◆ EXTRAIT FOURNI ◆
○ ○ ○ ○

Méca-Fab inc. c. 2952-2356 Québec inc.

2011 QCCS 6447

JB4255

 
 COUR SUPÉRIEURE

 

CANADA

PROVINCE DE QUÉBEC

DISTRICT DE

ST-MAURICE

 

N° :

410-17-000867-106

 

 410-17-000639-083

 

 

DATE :

5 décembre 2011

______________________________________________________________________

 

SOUS LA PRÉSIDENCE DE :

L’HONORABLE

ALAIN BOLDUC, J.C.S.

______________________________________________________________________

 

 

MÉCA-FAB INC.

Demanderesse

c.

2952-2356 QUÉBEC INC.

Et

JEAN-ROBERT GIRARD

Défendeurs

 

______________________________________________________________________

 

JUGEMENT

______________________________________________________________________

 

INTRODUCTION

[1]            Méca-Fab inc., une société qui exploite une entreprise de construction, a introduit deux requêtes en répétition de l’indu contre M. Jean-Robert Girard, qui était autrefois le président et l’actionnaire unique de cette société, et 2952-2356 Québec inc., une société qui exploite un restaurant dont M. Girard est le président et l’actionnaire unique.

 

[2]            Dans le dossier 410-17-000639-083, elle leur réclame solidairement la somme de 956 417,91 $ pour récupérer les honoraires payés à 2952 alors que dans le dossier 410-17-000867-106, elle leur réclame la somme de 392 664,22 $ pour récupérer les dépenses qu'elle a assumées pour leur bénéfice ainsi que les sommes d'argent dont  M. Girard s'est emparé sans autorisation.

[3]            Les défendeurs présentent une requête en rejet des requêtes introductives d’instance de Méca-Fab dans ces dossiers en vertu des articles 54.1 et suivants C.p.c.

[4]            Dans le dossier 410-17-000639-083, ils font valoir que le recours de Méca-Fab n’a aucune chance raisonnable de réussite car les honoraires perçus par 2952 n'ont pas été payés par erreur.

○ ○ ○ ○

◆ MATÉRIEL FOURNI ◆
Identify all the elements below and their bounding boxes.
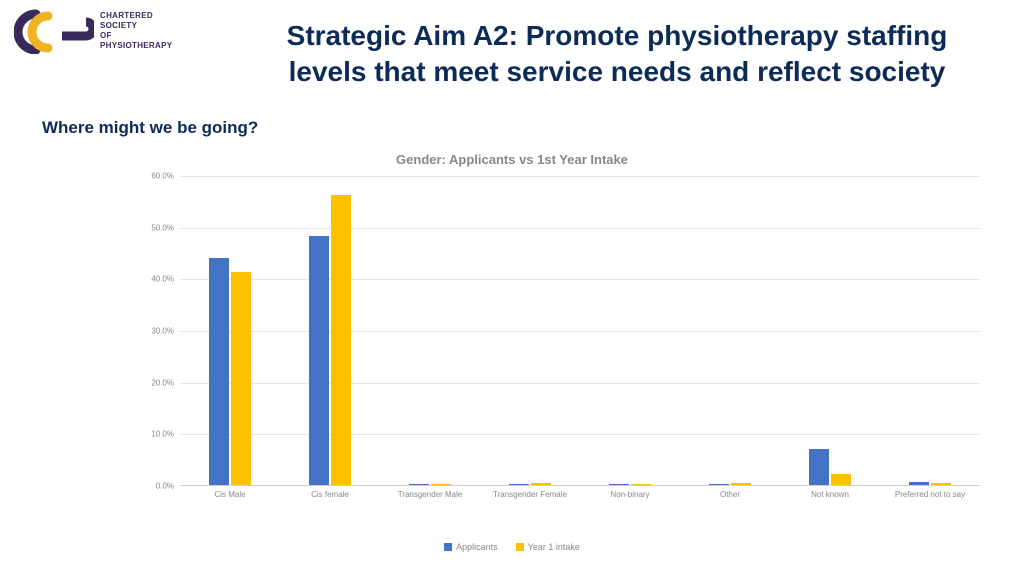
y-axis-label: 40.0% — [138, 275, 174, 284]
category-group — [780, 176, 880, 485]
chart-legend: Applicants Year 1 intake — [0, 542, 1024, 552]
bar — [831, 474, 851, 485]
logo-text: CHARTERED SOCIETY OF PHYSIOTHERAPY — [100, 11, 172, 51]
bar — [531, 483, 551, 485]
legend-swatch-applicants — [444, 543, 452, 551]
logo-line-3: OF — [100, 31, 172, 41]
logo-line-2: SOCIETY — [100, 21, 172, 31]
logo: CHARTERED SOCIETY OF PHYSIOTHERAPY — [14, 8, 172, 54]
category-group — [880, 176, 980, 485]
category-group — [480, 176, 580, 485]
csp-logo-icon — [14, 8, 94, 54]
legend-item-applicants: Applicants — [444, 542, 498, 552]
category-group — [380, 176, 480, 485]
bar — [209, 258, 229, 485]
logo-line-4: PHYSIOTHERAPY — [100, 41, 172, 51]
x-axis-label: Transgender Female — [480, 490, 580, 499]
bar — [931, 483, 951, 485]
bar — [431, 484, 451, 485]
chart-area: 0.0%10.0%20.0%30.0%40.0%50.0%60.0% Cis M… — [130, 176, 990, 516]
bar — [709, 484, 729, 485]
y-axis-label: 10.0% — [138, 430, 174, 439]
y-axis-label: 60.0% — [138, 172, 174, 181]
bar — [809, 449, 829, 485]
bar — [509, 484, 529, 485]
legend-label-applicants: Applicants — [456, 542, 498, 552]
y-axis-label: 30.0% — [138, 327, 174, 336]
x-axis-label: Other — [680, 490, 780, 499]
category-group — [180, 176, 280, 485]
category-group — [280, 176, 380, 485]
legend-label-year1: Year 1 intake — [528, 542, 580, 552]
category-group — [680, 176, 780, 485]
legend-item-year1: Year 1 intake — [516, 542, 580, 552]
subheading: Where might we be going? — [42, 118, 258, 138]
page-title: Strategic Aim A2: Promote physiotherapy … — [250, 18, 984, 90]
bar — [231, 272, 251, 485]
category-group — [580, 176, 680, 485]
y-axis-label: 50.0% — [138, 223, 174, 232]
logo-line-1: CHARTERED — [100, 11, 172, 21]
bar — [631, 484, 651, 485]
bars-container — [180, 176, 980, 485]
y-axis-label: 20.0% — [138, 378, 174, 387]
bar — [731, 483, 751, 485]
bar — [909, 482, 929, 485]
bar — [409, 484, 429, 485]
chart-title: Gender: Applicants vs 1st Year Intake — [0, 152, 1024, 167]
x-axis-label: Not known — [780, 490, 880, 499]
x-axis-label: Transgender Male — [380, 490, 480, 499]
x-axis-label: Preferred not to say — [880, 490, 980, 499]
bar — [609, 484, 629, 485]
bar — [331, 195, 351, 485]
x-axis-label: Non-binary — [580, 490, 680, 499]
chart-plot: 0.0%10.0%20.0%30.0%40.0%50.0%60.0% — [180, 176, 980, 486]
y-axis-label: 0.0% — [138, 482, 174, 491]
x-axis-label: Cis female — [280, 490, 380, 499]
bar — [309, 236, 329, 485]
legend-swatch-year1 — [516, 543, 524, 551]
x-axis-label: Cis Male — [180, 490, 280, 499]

○ ○ ○ ○

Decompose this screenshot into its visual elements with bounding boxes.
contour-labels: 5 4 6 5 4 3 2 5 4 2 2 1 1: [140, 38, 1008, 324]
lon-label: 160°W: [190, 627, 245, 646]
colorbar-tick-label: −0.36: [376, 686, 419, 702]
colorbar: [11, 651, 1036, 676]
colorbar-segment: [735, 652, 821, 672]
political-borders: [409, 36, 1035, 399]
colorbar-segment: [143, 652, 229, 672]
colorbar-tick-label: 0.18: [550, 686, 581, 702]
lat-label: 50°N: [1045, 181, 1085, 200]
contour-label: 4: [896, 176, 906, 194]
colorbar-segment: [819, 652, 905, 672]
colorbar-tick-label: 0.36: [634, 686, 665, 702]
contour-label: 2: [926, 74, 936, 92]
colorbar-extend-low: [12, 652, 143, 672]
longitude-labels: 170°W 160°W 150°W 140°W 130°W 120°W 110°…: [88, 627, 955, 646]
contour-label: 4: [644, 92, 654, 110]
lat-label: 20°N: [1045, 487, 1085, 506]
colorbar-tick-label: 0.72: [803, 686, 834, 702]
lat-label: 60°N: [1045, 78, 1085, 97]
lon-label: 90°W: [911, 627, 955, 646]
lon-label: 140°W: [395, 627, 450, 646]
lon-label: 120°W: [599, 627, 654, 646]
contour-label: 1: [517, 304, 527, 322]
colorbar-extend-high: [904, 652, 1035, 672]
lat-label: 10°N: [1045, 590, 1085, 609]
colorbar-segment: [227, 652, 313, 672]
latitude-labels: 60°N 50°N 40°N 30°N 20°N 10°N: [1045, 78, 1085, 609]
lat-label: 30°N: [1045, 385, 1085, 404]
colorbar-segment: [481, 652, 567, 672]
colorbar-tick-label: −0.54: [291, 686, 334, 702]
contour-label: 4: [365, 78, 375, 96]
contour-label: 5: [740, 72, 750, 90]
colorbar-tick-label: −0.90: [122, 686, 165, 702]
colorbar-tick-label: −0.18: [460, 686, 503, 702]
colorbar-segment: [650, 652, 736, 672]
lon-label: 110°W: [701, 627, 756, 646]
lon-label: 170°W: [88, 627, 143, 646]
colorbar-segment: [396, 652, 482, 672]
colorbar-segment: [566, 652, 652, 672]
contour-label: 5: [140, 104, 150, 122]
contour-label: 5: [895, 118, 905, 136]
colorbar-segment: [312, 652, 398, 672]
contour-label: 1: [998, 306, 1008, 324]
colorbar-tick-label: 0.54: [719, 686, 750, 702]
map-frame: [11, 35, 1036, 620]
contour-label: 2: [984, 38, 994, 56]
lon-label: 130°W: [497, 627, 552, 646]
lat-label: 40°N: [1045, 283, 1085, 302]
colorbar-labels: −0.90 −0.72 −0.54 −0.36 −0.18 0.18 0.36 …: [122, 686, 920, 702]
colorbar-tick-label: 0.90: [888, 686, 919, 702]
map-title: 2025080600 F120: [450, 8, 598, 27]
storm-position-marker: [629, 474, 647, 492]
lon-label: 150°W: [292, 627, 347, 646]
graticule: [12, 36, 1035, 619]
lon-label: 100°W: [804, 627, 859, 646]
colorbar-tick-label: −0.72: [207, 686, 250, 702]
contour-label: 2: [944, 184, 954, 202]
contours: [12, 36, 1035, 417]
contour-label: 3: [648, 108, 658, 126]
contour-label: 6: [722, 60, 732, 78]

○ ○ ○ ○

Renvoyez mot pour mot le passage du jugement qui va de « [2]            Dans » à « payés par erreur. », ces deux segments compris.

[2]            Dans le dossier 410-17-000639-083, elle leur réclame solidairement la somme de 956 417,91 $ pour récupérer les honoraires payés à 2952 alors que dans le dossier 410-17-000867-106, elle leur réclame la somme de 392 664,22 $ pour récupérer les dépenses qu'elle a assumées pour leur bénéfice ainsi que les sommes d'argent dont  M. Girard s'est emparé sans autorisation.

[3]            Les défendeurs présentent une requête en rejet des requêtes introductives d’instance de Méca-Fab dans ces dossiers en vertu des articles 54.1 et suivants C.p.c.

[4]            Dans le dossier 410-17-000639-083, ils font valoir que le recours de Méca-Fab n’a aucune chance raisonnable de réussite car les honoraires perçus par 2952 n'ont pas été payés par erreur.